*Dataset records:*
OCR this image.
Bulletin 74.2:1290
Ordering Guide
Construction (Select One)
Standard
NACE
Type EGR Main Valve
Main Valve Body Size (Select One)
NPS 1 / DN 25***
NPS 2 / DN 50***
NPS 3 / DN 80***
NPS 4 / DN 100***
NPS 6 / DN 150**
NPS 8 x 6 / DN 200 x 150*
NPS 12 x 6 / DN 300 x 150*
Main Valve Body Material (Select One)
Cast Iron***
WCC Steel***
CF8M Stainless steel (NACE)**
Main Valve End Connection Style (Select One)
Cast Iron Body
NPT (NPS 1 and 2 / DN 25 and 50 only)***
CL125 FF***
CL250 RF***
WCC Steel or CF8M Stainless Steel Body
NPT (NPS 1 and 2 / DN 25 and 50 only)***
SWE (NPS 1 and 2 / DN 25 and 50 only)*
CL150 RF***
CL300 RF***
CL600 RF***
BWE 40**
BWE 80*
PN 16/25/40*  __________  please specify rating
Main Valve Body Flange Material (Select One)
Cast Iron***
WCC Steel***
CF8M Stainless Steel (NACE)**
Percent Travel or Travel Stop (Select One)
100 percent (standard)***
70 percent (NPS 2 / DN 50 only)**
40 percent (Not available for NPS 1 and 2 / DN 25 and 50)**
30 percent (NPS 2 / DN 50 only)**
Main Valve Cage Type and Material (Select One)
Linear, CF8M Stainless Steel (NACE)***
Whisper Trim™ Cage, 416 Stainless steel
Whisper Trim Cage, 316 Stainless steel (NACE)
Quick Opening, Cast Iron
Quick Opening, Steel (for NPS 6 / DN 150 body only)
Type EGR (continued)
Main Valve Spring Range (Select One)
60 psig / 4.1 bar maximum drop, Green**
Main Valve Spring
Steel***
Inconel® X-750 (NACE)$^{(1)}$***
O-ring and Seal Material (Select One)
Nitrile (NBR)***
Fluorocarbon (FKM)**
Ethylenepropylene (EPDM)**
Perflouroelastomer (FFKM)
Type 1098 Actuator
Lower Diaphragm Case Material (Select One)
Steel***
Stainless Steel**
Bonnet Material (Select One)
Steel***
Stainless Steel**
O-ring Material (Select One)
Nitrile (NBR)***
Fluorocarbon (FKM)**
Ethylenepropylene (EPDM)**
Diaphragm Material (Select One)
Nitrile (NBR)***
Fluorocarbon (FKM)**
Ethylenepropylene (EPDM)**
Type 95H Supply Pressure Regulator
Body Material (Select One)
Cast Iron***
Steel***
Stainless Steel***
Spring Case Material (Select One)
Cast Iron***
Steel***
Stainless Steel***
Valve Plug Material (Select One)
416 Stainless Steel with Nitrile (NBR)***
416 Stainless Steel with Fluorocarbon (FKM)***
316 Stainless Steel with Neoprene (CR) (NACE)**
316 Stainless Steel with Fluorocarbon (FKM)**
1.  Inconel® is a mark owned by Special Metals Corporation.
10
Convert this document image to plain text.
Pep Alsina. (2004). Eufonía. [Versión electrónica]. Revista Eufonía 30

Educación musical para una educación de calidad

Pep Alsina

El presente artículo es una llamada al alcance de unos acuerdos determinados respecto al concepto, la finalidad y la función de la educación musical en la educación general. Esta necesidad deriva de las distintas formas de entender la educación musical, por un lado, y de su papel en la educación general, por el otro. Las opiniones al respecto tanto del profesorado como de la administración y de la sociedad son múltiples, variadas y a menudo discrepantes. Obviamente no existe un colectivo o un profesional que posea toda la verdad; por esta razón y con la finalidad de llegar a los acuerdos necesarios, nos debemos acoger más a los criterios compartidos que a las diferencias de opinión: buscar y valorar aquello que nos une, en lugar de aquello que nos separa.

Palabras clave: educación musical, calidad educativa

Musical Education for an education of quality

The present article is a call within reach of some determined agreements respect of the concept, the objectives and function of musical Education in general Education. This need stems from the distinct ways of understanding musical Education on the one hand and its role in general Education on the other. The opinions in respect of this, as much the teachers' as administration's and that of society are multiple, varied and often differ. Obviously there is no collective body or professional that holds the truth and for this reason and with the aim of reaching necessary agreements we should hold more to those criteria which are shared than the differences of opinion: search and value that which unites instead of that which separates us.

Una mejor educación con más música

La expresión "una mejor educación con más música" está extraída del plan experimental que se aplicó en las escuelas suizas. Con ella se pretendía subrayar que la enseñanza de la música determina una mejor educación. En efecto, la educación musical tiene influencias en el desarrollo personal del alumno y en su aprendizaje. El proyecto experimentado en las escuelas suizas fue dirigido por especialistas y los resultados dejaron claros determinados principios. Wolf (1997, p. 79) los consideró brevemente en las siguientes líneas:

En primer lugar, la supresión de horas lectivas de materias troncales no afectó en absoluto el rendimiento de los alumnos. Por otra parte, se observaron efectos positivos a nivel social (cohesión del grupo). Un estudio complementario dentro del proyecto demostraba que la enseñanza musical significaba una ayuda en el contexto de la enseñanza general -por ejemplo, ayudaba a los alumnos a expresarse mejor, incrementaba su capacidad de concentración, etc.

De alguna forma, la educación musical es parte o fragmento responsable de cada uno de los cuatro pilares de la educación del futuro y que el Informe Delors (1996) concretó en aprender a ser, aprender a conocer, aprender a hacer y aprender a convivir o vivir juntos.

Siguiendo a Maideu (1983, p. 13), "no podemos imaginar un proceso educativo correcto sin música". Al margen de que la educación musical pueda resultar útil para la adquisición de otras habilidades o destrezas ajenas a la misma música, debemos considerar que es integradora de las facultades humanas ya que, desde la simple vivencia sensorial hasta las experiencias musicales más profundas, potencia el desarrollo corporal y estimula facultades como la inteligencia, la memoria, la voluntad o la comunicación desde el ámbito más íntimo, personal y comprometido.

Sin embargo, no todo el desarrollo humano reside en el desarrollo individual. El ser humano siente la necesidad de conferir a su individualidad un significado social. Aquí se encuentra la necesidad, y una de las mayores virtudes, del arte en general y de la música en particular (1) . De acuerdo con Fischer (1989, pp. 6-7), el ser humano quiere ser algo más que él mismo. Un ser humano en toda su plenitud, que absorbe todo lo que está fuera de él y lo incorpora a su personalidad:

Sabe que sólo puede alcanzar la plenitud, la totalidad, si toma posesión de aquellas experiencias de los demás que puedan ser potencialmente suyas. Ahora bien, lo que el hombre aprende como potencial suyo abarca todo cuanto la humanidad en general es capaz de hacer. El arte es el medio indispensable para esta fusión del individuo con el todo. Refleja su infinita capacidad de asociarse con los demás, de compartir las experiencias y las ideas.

*Exercise details:*
Only the number is needed here: how many lines of the records contain "calidad"?

*Solution for this task:*
2